§ PROBLEM TO WORK ON:
Work out how many lines in the listing below include the word "BLACK". Give nothing but the number.
──────────
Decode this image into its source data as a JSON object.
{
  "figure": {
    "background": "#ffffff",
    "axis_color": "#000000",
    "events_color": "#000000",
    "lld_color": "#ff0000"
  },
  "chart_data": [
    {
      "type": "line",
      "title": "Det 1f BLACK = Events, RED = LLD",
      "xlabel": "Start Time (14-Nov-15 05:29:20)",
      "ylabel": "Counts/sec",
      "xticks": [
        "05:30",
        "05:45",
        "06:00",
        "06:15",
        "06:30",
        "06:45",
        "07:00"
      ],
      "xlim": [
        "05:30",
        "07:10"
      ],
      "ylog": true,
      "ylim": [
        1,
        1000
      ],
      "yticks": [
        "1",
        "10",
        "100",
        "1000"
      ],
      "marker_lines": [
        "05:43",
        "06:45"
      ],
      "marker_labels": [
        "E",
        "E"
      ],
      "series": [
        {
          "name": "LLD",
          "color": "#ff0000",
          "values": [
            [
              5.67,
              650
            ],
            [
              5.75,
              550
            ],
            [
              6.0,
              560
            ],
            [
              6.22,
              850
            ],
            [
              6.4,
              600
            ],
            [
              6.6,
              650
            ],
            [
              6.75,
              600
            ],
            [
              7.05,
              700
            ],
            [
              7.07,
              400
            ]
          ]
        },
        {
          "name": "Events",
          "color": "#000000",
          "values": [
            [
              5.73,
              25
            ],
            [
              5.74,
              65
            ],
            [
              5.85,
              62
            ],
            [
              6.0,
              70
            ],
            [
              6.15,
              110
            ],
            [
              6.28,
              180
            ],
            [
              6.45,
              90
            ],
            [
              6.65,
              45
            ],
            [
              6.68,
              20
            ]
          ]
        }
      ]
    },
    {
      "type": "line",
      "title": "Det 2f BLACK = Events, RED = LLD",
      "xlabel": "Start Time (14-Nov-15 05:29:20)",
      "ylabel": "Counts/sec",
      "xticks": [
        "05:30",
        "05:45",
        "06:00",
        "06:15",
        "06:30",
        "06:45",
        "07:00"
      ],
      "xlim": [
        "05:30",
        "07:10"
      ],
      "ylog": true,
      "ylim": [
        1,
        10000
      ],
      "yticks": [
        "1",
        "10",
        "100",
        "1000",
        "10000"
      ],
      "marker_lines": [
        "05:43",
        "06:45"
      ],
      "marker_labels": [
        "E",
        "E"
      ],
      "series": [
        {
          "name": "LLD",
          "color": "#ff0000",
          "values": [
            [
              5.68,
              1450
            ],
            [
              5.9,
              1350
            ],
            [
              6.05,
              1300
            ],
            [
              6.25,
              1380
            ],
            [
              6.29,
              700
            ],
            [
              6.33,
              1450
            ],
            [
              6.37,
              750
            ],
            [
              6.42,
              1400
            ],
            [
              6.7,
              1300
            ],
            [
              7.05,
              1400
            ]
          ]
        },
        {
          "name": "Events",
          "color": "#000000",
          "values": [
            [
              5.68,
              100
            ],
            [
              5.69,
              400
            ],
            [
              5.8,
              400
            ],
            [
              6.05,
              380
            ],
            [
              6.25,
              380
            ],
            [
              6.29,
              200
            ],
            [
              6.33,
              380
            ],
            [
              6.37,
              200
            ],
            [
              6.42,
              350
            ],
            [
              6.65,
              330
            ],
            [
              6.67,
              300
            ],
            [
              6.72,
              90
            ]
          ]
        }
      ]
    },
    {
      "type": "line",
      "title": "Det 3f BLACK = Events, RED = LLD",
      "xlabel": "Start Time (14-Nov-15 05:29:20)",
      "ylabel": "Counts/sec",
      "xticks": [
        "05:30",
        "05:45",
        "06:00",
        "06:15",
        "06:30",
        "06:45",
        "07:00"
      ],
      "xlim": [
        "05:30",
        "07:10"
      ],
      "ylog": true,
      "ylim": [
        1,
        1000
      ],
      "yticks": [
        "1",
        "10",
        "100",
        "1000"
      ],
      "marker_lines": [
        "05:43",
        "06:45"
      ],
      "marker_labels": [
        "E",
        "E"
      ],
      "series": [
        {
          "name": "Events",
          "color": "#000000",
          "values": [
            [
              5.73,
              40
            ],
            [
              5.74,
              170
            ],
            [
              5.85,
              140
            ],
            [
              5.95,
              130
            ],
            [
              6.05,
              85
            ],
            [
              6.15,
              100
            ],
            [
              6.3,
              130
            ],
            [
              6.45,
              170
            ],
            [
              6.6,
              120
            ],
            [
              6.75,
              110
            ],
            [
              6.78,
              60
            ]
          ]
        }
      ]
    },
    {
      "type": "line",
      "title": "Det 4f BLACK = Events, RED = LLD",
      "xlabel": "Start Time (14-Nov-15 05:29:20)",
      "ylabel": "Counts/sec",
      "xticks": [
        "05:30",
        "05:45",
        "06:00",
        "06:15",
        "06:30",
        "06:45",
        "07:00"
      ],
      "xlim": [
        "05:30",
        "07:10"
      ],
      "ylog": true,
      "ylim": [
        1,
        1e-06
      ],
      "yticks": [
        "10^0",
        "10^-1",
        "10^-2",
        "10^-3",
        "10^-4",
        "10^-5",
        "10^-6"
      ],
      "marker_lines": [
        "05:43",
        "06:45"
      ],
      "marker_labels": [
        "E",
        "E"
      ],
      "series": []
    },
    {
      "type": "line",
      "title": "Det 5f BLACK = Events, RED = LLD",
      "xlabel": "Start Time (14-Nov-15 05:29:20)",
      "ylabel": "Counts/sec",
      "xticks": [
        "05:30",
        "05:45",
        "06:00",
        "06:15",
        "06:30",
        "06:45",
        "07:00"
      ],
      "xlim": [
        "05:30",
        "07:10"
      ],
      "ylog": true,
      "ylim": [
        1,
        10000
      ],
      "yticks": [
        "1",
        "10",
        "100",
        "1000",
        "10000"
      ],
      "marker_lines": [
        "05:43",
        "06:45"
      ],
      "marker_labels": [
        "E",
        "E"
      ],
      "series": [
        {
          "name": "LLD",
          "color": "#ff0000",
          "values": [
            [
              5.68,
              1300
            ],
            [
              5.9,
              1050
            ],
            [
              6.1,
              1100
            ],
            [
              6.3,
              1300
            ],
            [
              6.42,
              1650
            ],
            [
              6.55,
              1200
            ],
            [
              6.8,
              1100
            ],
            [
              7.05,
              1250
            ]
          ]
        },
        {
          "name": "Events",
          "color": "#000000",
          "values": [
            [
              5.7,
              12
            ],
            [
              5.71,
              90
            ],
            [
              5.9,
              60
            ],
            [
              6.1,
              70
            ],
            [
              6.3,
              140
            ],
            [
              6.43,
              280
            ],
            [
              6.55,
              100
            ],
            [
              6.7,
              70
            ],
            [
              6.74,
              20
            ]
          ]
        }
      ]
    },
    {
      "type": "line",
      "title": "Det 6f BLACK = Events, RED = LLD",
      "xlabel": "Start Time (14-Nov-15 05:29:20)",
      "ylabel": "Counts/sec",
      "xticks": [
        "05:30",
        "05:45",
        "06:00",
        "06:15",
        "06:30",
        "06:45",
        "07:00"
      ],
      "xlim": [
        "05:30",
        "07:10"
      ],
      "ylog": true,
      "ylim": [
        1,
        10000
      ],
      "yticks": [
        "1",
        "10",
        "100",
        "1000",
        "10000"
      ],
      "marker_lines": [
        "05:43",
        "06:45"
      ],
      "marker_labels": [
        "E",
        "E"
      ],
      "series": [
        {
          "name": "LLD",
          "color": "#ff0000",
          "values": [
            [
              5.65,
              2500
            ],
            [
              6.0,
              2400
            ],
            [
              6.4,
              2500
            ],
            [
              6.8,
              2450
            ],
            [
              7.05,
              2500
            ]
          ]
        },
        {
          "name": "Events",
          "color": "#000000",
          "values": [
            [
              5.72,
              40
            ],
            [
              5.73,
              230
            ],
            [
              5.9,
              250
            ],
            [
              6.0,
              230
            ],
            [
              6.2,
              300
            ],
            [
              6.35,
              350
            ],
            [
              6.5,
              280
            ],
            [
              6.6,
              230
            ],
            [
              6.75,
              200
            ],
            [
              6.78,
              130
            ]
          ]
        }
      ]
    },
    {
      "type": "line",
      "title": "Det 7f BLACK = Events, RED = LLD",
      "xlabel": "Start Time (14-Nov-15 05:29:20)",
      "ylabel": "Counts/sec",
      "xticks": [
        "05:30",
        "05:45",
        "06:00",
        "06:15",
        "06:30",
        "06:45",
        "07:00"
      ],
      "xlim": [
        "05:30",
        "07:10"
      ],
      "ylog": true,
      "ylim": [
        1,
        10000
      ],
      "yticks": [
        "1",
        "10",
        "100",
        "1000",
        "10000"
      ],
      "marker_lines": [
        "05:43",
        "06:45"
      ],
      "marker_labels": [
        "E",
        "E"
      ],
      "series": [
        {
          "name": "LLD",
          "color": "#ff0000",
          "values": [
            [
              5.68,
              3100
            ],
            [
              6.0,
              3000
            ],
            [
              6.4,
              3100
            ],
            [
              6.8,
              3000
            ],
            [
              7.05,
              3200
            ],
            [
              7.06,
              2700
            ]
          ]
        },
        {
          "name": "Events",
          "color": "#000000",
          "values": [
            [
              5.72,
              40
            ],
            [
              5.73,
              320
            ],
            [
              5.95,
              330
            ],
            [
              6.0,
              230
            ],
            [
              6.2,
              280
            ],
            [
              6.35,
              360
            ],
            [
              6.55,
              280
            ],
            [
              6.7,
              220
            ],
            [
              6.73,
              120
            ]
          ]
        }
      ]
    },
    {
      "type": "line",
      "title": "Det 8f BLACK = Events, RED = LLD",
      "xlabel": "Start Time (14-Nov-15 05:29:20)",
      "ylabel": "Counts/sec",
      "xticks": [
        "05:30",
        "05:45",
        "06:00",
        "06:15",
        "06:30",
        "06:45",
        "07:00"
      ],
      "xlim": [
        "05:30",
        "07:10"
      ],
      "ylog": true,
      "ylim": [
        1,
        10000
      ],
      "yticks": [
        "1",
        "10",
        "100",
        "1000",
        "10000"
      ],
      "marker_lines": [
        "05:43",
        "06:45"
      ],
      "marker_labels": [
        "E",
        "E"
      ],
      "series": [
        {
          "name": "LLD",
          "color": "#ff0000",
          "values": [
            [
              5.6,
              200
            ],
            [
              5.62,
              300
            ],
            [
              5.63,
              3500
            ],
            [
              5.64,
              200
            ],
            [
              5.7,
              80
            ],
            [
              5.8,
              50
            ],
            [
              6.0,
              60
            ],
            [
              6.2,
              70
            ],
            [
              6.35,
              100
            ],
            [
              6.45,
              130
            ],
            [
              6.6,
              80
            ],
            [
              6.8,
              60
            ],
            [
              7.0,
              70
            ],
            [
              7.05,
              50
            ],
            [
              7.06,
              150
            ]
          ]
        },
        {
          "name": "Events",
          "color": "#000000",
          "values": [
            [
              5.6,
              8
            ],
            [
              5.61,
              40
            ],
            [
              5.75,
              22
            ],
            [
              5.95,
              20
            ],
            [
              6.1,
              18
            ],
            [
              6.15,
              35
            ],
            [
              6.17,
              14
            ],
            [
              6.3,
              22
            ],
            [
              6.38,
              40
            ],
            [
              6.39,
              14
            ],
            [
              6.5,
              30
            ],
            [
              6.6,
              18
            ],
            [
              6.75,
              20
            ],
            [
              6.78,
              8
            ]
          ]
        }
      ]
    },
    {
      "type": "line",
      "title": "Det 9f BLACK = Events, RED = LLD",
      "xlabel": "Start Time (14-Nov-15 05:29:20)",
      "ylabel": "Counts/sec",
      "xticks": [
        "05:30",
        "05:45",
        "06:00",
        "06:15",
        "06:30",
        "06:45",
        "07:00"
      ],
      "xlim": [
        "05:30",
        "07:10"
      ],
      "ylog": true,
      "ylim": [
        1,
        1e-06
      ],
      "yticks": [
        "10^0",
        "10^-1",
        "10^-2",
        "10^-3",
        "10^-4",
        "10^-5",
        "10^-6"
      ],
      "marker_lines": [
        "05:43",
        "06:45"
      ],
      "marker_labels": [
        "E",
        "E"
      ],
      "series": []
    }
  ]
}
──────────
§ REPLY:
9